## Stated goal
The entries below should be quoted exactly, with no pictures carried over.

─── Dataset content ───

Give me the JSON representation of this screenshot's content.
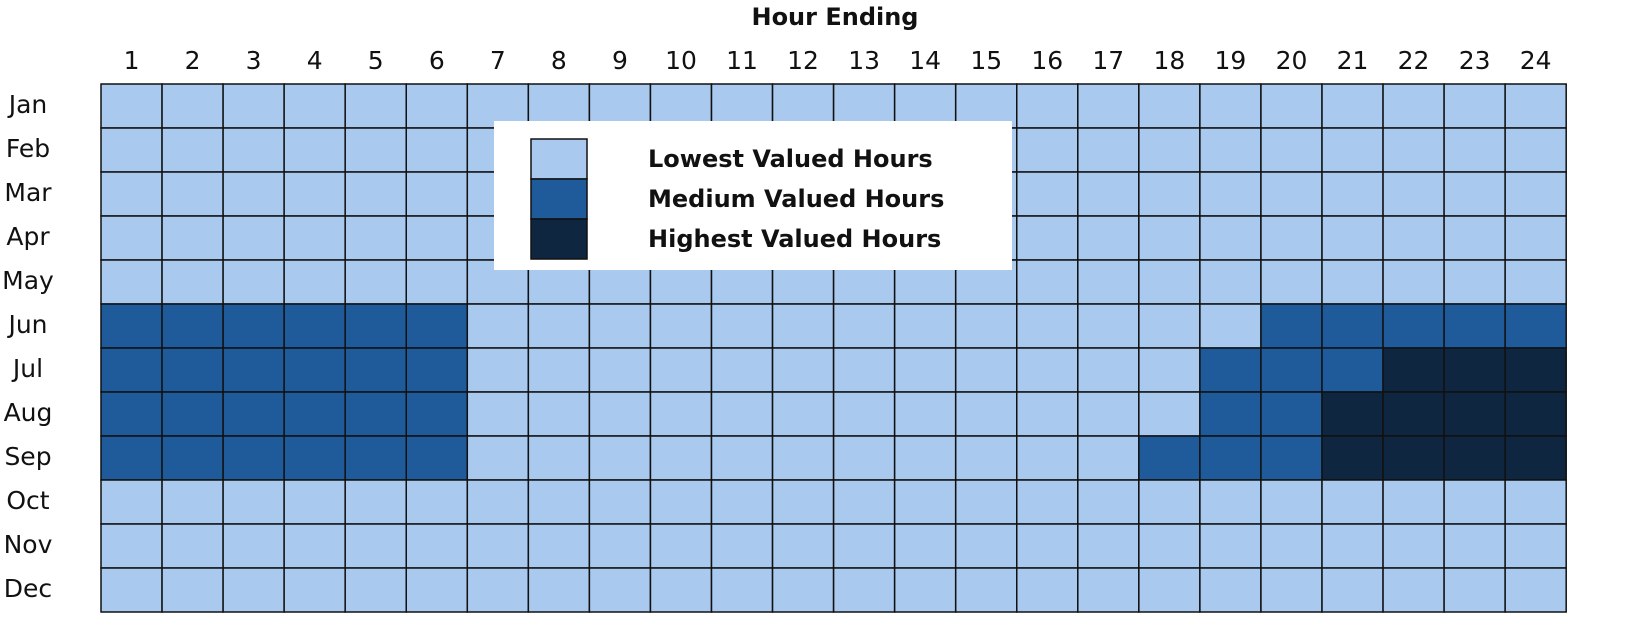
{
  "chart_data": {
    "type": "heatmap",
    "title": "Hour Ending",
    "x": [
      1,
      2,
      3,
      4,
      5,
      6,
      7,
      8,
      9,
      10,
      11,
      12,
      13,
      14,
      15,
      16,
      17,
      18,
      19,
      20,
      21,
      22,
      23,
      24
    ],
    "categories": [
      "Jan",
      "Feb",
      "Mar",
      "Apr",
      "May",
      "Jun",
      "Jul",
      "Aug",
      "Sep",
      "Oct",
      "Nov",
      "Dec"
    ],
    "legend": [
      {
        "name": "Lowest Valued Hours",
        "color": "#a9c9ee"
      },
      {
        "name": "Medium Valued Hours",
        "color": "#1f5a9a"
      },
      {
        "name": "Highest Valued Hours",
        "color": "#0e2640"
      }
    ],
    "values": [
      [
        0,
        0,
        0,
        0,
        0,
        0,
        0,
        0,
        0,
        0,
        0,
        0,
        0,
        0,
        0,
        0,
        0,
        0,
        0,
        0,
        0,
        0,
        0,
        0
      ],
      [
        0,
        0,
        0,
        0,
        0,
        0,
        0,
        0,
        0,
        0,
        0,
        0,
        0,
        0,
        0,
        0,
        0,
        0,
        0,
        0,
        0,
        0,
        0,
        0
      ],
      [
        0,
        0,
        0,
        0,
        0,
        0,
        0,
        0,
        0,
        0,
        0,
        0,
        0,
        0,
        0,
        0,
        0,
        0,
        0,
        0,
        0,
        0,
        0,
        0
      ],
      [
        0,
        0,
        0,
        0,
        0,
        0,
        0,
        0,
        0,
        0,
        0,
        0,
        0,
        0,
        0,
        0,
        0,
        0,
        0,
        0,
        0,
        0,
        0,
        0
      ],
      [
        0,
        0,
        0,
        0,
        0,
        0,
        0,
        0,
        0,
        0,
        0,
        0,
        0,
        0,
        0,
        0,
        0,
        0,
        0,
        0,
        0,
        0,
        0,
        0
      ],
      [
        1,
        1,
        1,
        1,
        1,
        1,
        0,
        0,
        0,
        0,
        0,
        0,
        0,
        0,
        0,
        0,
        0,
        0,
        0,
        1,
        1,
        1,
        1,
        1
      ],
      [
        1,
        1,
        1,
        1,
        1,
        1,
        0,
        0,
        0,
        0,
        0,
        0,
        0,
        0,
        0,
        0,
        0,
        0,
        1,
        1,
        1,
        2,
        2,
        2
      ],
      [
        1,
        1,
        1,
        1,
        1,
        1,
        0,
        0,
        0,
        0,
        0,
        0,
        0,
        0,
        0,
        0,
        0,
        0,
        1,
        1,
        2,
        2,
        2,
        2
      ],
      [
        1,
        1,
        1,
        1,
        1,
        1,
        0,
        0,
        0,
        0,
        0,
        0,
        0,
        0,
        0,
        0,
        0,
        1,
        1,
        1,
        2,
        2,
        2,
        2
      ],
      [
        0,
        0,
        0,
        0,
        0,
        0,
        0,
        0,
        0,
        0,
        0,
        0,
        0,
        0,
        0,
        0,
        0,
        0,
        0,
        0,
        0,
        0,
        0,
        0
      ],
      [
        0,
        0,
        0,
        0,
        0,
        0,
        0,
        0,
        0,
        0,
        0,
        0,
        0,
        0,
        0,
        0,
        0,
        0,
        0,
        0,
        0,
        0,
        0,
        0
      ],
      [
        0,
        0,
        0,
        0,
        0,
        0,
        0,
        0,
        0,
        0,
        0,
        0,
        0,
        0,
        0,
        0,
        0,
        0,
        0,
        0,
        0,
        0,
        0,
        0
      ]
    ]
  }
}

───

## Exercise solution
Give me the JSON representation of this screenshot's content.
{
  "chart_data": {
    "type": "heatmap",
    "title": "Hour Ending",
    "x": [
      1,
      2,
      3,
      4,
      5,
      6,
      7,
      8,
      9,
      10,
      11,
      12,
      13,
      14,
      15,
      16,
      17,
      18,
      19,
      20,
      21,
      22,
      23,
      24
    ],
    "categories": [
      "Jan",
      "Feb",
      "Mar",
      "Apr",
      "May",
      "Jun",
      "Jul",
      "Aug",
      "Sep",
      "Oct",
      "Nov",
      "Dec"
    ],
    "legend": [
      {
        "name": "Lowest Valued Hours",
        "color": "#a9c9ee"
      },
      {
        "name": "Medium Valued Hours",
        "color": "#1f5a9a"
      },
      {
        "name": "Highest Valued Hours",
        "color": "#0e2640"
      }
    ],
    "values": [
      [
        0,
        0,
        0,
        0,
        0,
        0,
        0,
        0,
        0,
        0,
        0,
        0,
        0,
        0,
        0,
        0,
        0,
        0,
        0,
        0,
        0,
        0,
        0,
        0
      ],
      [
        0,
        0,
        0,
        0,
        0,
        0,
        0,
        0,
        0,
        0,
        0,
        0,
        0,
        0,
        0,
        0,
        0,
        0,
        0,
        0,
        0,
        0,
        0,
        0
      ],
      [
        0,
        0,
        0,
        0,
        0,
        0,
        0,
        0,
        0,
        0,
        0,
        0,
        0,
        0,
        0,
        0,
        0,
        0,
        0,
        0,
        0,
        0,
        0,
        0
      ],
      [
        0,
        0,
        0,
        0,
        0,
        0,
        0,
        0,
        0,
        0,
        0,
        0,
        0,
        0,
        0,
        0,
        0,
        0,
        0,
        0,
        0,
        0,
        0,
        0
      ],
      [
        0,
        0,
        0,
        0,
        0,
        0,
        0,
        0,
        0,
        0,
        0,
        0,
        0,
        0,
        0,
        0,
        0,
        0,
        0,
        0,
        0,
        0,
        0,
        0
      ],
      [
        1,
        1,
        1,
        1,
        1,
        1,
        0,
        0,
        0,
        0,
        0,
        0,
        0,
        0,
        0,
        0,
        0,
        0,
        0,
        1,
        1,
        1,
        1,
        1
      ],
      [
        1,
        1,
        1,
        1,
        1,
        1,
        0,
        0,
        0,
        0,
        0,
        0,
        0,
        0,
        0,
        0,
        0,
        0,
        1,
        1,
        1,
        2,
        2,
        2
      ],
      [
        1,
        1,
        1,
        1,
        1,
        1,
        0,
        0,
        0,
        0,
        0,
        0,
        0,
        0,
        0,
        0,
        0,
        0,
        1,
        1,
        2,
        2,
        2,
        2
      ],
      [
        1,
        1,
        1,
        1,
        1,
        1,
        0,
        0,
        0,
        0,
        0,
        0,
        0,
        0,
        0,
        0,
        0,
        1,
        1,
        1,
        2,
        2,
        2,
        2
      ],
      [
        0,
        0,
        0,
        0,
        0,
        0,
        0,
        0,
        0,
        0,
        0,
        0,
        0,
        0,
        0,
        0,
        0,
        0,
        0,
        0,
        0,
        0,
        0,
        0
      ],
      [
        0,
        0,
        0,
        0,
        0,
        0,
        0,
        0,
        0,
        0,
        0,
        0,
        0,
        0,
        0,
        0,
        0,
        0,
        0,
        0,
        0,
        0,
        0,
        0
      ],
      [
        0,
        0,
        0,
        0,
        0,
        0,
        0,
        0,
        0,
        0,
        0,
        0,
        0,
        0,
        0,
        0,
        0,
        0,
        0,
        0,
        0,
        0,
        0,
        0
      ]
    ]
  }
}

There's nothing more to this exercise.